§ Goal
Track down each line that has the word "Global" and copy it.

════════

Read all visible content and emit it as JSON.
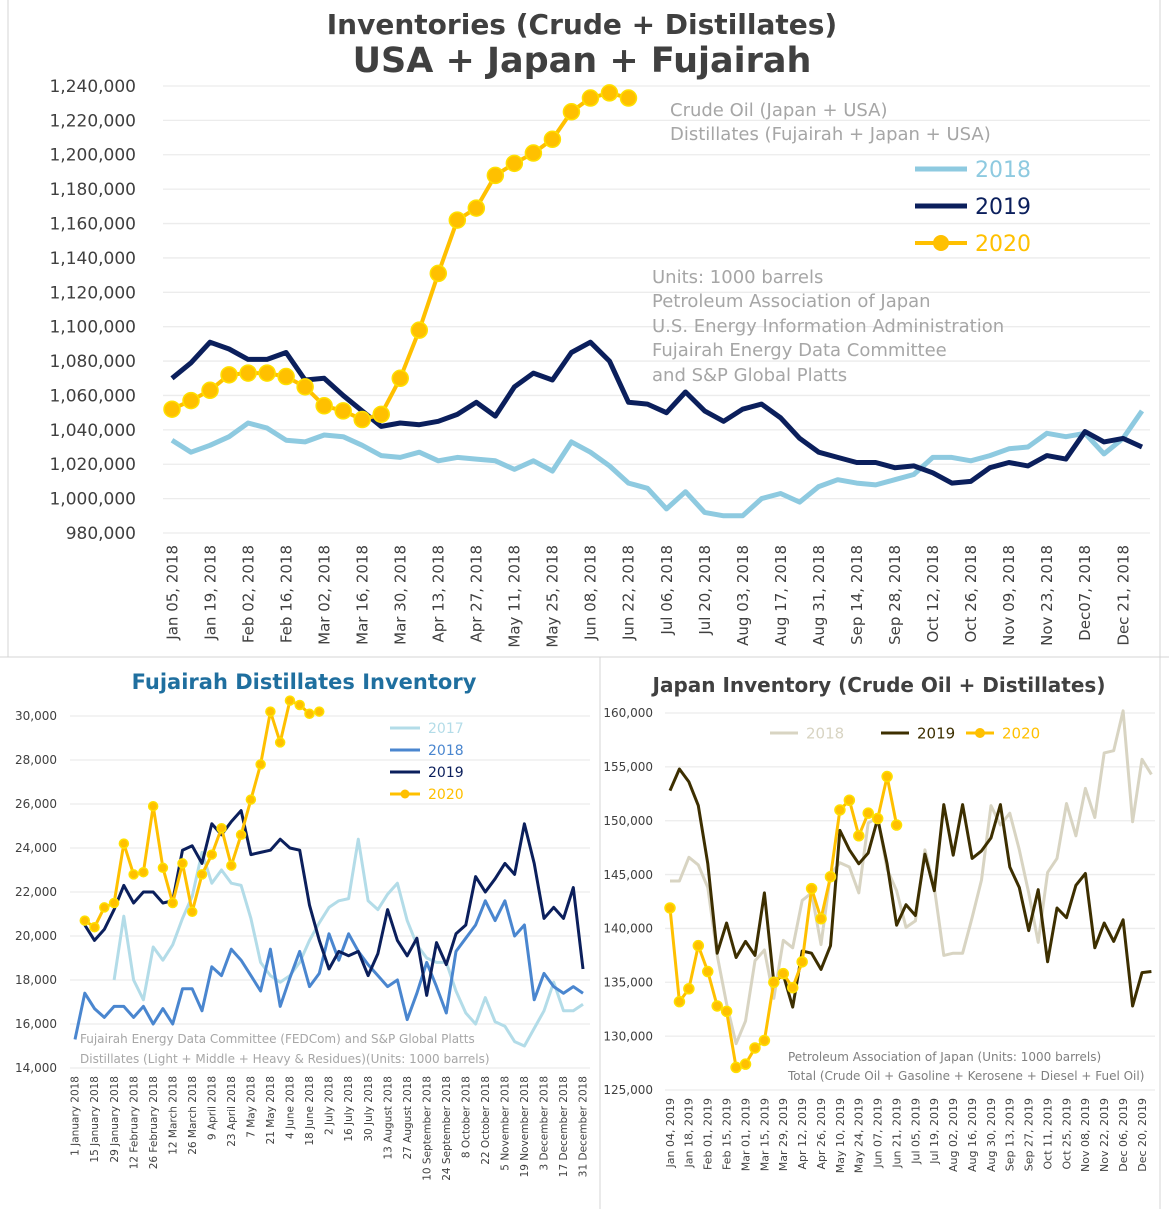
{
  "chart_data": [
    {
      "type": "line",
      "title": "Inventories (Crude + Distillates)",
      "subtitle": "USA + Japan + Fujairah",
      "notes_top": [
        "Crude Oil (Japan + USA)",
        "Distillates (Fujairah + Japan + USA)"
      ],
      "notes_bottom": [
        "Units: 1000 barrels",
        "Petroleum Association of Japan",
        "U.S. Energy Information Administration",
        "Fujairah Energy Data Committee",
        "and S&P Global Platts"
      ],
      "xlabel": "",
      "ylabel": "",
      "ylim": [
        980000,
        1240000
      ],
      "ytick_step": 20000,
      "yticks": [
        "980,000",
        "1,000,000",
        "1,020,000",
        "1,040,000",
        "1,060,000",
        "1,080,000",
        "1,100,000",
        "1,120,000",
        "1,140,000",
        "1,160,000",
        "1,180,000",
        "1,200,000",
        "1,220,000",
        "1,240,000"
      ],
      "x_tick_labels": [
        "Jan 05, 2018",
        "Jan 19, 2018",
        "Feb 02, 2018",
        "Feb 16, 2018",
        "Mar 02, 2018",
        "Mar 16, 2018",
        "Mar 30, 2018",
        "Apr 13, 2018",
        "Apr 27, 2018",
        "May 11, 2018",
        "May 25, 2018",
        "Jun 08, 2018",
        "Jun 22, 2018",
        "Jul 06, 2018",
        "Jul 20, 2018",
        "Aug 03, 2018",
        "Aug 17, 2018",
        "Aug 31, 2018",
        "Sep 14, 2018",
        "Sep 28, 2018",
        "Oct 12, 2018",
        "Oct 26, 2018",
        "Nov 09, 2018",
        "Nov 23, 2018",
        "Dec07, 2018",
        "Dec 21, 2018"
      ],
      "grid": true,
      "legend_position": "right",
      "series": [
        {
          "name": "2018",
          "color": "#8ecae0",
          "markers": false,
          "values": [
            1034000,
            1027000,
            1031000,
            1036000,
            1044000,
            1041000,
            1034000,
            1033000,
            1037000,
            1036000,
            1031000,
            1025000,
            1024000,
            1027000,
            1022000,
            1024000,
            1023000,
            1022000,
            1017000,
            1022000,
            1016000,
            1033000,
            1027000,
            1019000,
            1009000,
            1006000,
            994000,
            1004000,
            992000,
            990000,
            990000,
            1000000,
            1003000,
            998000,
            1007000,
            1011000,
            1009000,
            1008000,
            1011000,
            1014000,
            1024000,
            1024000,
            1022000,
            1025000,
            1029000,
            1030000,
            1038000,
            1036000,
            1038000,
            1026000,
            1035000,
            1051000
          ]
        },
        {
          "name": "2019",
          "color": "#0b1f5c",
          "markers": false,
          "values": [
            1070000,
            1079000,
            1091000,
            1087000,
            1081000,
            1081000,
            1085000,
            1069000,
            1070000,
            1060000,
            1051000,
            1042000,
            1044000,
            1043000,
            1045000,
            1049000,
            1056000,
            1048000,
            1065000,
            1073000,
            1069000,
            1085000,
            1091000,
            1080000,
            1056000,
            1055000,
            1050000,
            1062000,
            1051000,
            1045000,
            1052000,
            1055000,
            1047000,
            1035000,
            1027000,
            1024000,
            1021000,
            1021000,
            1018000,
            1019000,
            1015000,
            1009000,
            1010000,
            1018000,
            1021000,
            1019000,
            1025000,
            1023000,
            1039000,
            1033000,
            1035000,
            1030000
          ]
        },
        {
          "name": "2020",
          "color": "#ffc000",
          "markers": true,
          "values": [
            1052000,
            1057000,
            1063000,
            1072000,
            1073000,
            1073000,
            1071000,
            1065000,
            1054000,
            1051000,
            1046000,
            1049000,
            1070000,
            1098000,
            1131000,
            1162000,
            1169000,
            1188000,
            1195000,
            1201000,
            1209000,
            1225000,
            1233000,
            1236000,
            1233000
          ]
        }
      ]
    },
    {
      "type": "line",
      "title": "Fujairah Distillates Inventory",
      "notes": [
        "Fujairah Energy Data Committee  (FEDCom) and S&P Global Platts",
        "Distillates (Light + Middle + Heavy & Residues)(Units: 1000 barrels)"
      ],
      "xlabel": "",
      "ylabel": "",
      "ylim": [
        14000,
        30000
      ],
      "ytick_step": 2000,
      "yticks": [
        "14,000",
        "16,000",
        "18,000",
        "20,000",
        "22,000",
        "24,000",
        "26,000",
        "28,000",
        "30,000"
      ],
      "x_tick_labels": [
        "1 January 2018",
        "15 January 2018",
        "29 January 2018",
        "12 February 2018",
        "26 February 2018",
        "12 March 2018",
        "26 March 2018",
        "9 April 2018",
        "23 April 2018",
        "7 May 2018",
        "21 May 2018",
        "4 June 2018",
        "18 June 2018",
        "2 July 2018",
        "16 July 2018",
        "30 July 2018",
        "13 August 2018",
        "27 August 2018",
        "10 September 2018",
        "24 September 2018",
        "8 October 2018",
        "22 October 2018",
        "5 November 2018",
        "19 November 2018",
        "3 December 2018",
        "17 December 2018",
        "31 December 2018"
      ],
      "grid": true,
      "legend_position": "top-right",
      "series": [
        {
          "name": "2017",
          "color": "#b3dce8",
          "markers": false,
          "values": [
            null,
            null,
            null,
            null,
            18000,
            20900,
            18000,
            17100,
            19500,
            18900,
            19600,
            20800,
            21800,
            23800,
            22400,
            23000,
            22400,
            22300,
            20800,
            18800,
            18200,
            17900,
            18200,
            18800,
            19800,
            20600,
            21300,
            21600,
            21700,
            24400,
            21600,
            21200,
            21900,
            22400,
            20700,
            19600,
            19000,
            18800,
            18800,
            17500,
            16500,
            16000,
            17200,
            16100,
            15900,
            15200,
            15000,
            15800,
            16600,
            17900,
            16600,
            16600,
            16900
          ]
        },
        {
          "name": "2018",
          "color": "#4a86cf",
          "markers": false,
          "values": [
            15300,
            17400,
            16700,
            16300,
            16800,
            16800,
            16300,
            16800,
            16000,
            16700,
            16000,
            17600,
            17600,
            16600,
            18600,
            18200,
            19400,
            18900,
            18200,
            17500,
            19400,
            16800,
            18100,
            19300,
            17700,
            18300,
            20100,
            18900,
            20100,
            19300,
            18700,
            18200,
            17700,
            18000,
            16200,
            17400,
            18800,
            17700,
            16500,
            19300,
            19900,
            20500,
            21600,
            20700,
            21600,
            20000,
            20500,
            17100,
            18300,
            17700,
            17400,
            17700,
            17400
          ]
        },
        {
          "name": "2019",
          "color": "#0b1f5c",
          "markers": false,
          "values": [
            null,
            20500,
            19800,
            20300,
            21200,
            22300,
            21500,
            22000,
            22000,
            21500,
            21600,
            23900,
            24100,
            23300,
            25100,
            24600,
            25200,
            25700,
            23700,
            23800,
            23900,
            24400,
            24000,
            23900,
            21400,
            19800,
            18500,
            19300,
            19100,
            19300,
            18200,
            19200,
            21200,
            19800,
            19100,
            19900,
            17300,
            19700,
            18700,
            20100,
            20500,
            22700,
            22000,
            22600,
            23300,
            22800,
            25100,
            23300,
            20800,
            21300,
            20800,
            22200,
            18500
          ]
        },
        {
          "name": "2020",
          "color": "#ffc000",
          "markers": true,
          "values": [
            null,
            20700,
            20400,
            21300,
            21500,
            24200,
            22800,
            22900,
            25900,
            23100,
            21500,
            23300,
            21100,
            22800,
            23700,
            24900,
            23200,
            24600,
            26200,
            27800,
            30200,
            28800,
            30700,
            30500,
            30100,
            30200
          ]
        }
      ]
    },
    {
      "type": "line",
      "title": "Japan Inventory (Crude Oil + Distillates)",
      "notes": [
        "Petroleum Association of Japan  (Units: 1000 barrels)",
        "Total (Crude Oil + Gasoline + Kerosene + Diesel + Fuel Oil)"
      ],
      "xlabel": "",
      "ylabel": "",
      "ylim": [
        125000,
        160000
      ],
      "ytick_step": 5000,
      "yticks": [
        "125,000",
        "130,000",
        "135,000",
        "140,000",
        "145,000",
        "150,000",
        "155,000",
        "160,000"
      ],
      "x_tick_labels": [
        "Jan 04, 2019",
        "Jan 18, 2019",
        "Feb 01, 2019",
        "Feb 15, 2019",
        "Mar 01, 2019",
        "Mar 15, 2019",
        "Mar 29, 2019",
        "Apr 12, 2019",
        "Apr 26, 2019",
        "May 10, 2019",
        "May 24, 2019",
        "Jun 07, 2019",
        "Jun 21, 2019",
        "Jul 05, 2019",
        "Jul 19, 2019",
        "Aug 02, 2019",
        "Aug 16, 2019",
        "Aug 30, 2019",
        "Sep 13, 2019",
        "Sep 27, 2019",
        "Oct 11, 2019",
        "Oct 25, 2019",
        "Nov 08, 2019",
        "Nov 22, 2019",
        "Dec 06, 2019",
        "Dec 20, 2019"
      ],
      "grid": true,
      "legend_position": "top",
      "series": [
        {
          "name": "2018",
          "color": "#d8d4c2",
          "markers": false,
          "values": [
            144400,
            144400,
            146600,
            145900,
            143800,
            137500,
            133000,
            129300,
            131400,
            137000,
            138000,
            133500,
            138900,
            138200,
            142600,
            143300,
            138500,
            145000,
            146100,
            145700,
            143300,
            149800,
            150300,
            145500,
            143500,
            140100,
            140700,
            147300,
            143800,
            137500,
            137700,
            137700,
            141000,
            144500,
            151400,
            149600,
            150700,
            147300,
            143300,
            138700,
            145200,
            146500,
            151600,
            148600,
            153000,
            150300,
            156300,
            156500,
            160200,
            149900,
            155700,
            154300
          ]
        },
        {
          "name": "2019",
          "color": "#3d2f00",
          "markers": false,
          "values": [
            152800,
            154800,
            153600,
            151400,
            146000,
            137700,
            140500,
            137300,
            138800,
            137500,
            143300,
            135000,
            135700,
            132700,
            137900,
            137700,
            136200,
            138400,
            149100,
            147300,
            146000,
            147000,
            150200,
            146000,
            140300,
            142200,
            141200,
            146900,
            143500,
            151500,
            146800,
            151500,
            146500,
            147200,
            148400,
            151500,
            145700,
            143800,
            139800,
            143600,
            136900,
            141900,
            141000,
            144000,
            145100,
            138200,
            140500,
            138800,
            140800,
            132800,
            135900,
            136000
          ]
        },
        {
          "name": "2020",
          "color": "#ffc000",
          "markers": true,
          "values": [
            141900,
            133200,
            134400,
            138400,
            136000,
            132800,
            132300,
            127100,
            127400,
            128900,
            129600,
            135000,
            135800,
            134500,
            136900,
            143700,
            140900,
            144800,
            151000,
            151900,
            148600,
            150700,
            150200,
            154100,
            149600
          ]
        }
      ]
    }
  ]
}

════════

§ Answer for the task
        "and S&P Global Platts"
        "Fujairah Energy Data Committee  (FEDCom) and S&P Global Platts",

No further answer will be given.